**Given instruction:** Quote the full listing word for word.
━━━ Information shown
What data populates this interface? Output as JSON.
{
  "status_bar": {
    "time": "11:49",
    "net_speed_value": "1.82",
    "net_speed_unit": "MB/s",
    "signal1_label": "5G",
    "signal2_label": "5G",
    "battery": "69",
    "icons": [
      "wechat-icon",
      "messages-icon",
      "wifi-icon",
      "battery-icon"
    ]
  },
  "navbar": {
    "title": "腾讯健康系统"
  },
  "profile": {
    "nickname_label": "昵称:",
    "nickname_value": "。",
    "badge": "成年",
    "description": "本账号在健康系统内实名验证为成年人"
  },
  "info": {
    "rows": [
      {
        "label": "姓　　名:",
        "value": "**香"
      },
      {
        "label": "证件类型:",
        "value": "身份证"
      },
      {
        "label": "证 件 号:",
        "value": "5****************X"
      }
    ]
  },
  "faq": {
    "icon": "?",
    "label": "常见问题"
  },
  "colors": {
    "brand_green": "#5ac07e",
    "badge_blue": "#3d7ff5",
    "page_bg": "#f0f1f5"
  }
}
━━━━━━
**Response for this exercise:**
What data populates this interface? Output as JSON.
{
  "status_bar": {
    "time": "11:49",
    "net_speed_value": "1.82",
    "net_speed_unit": "MB/s",
    "signal1_label": "5G",
    "signal2_label": "5G",
    "battery": "69",
    "icons": [
      "wechat-icon",
      "messages-icon",
      "wifi-icon",
      "battery-icon"
    ]
  },
  "navbar": {
    "title": "腾讯健康系统"
  },
  "profile": {
    "nickname_label": "昵称:",
    "nickname_value": "。",
    "badge": "成年",
    "description": "本账号在健康系统内实名验证为成年人"
  },
  "info": {
    "rows": [
      {
        "label": "姓　　名:",
        "value": "**香"
      },
      {
        "label": "证件类型:",
        "value": "身份证"
      },
      {
        "label": "证 件 号:",
        "value": "5****************X"
      }
    ]
  },
  "faq": {
    "icon": "?",
    "label": "常见问题"
  },
  "colors": {
    "brand_green": "#5ac07e",
    "badge_blue": "#3d7ff5",
    "page_bg": "#f0f1f5"
  }
}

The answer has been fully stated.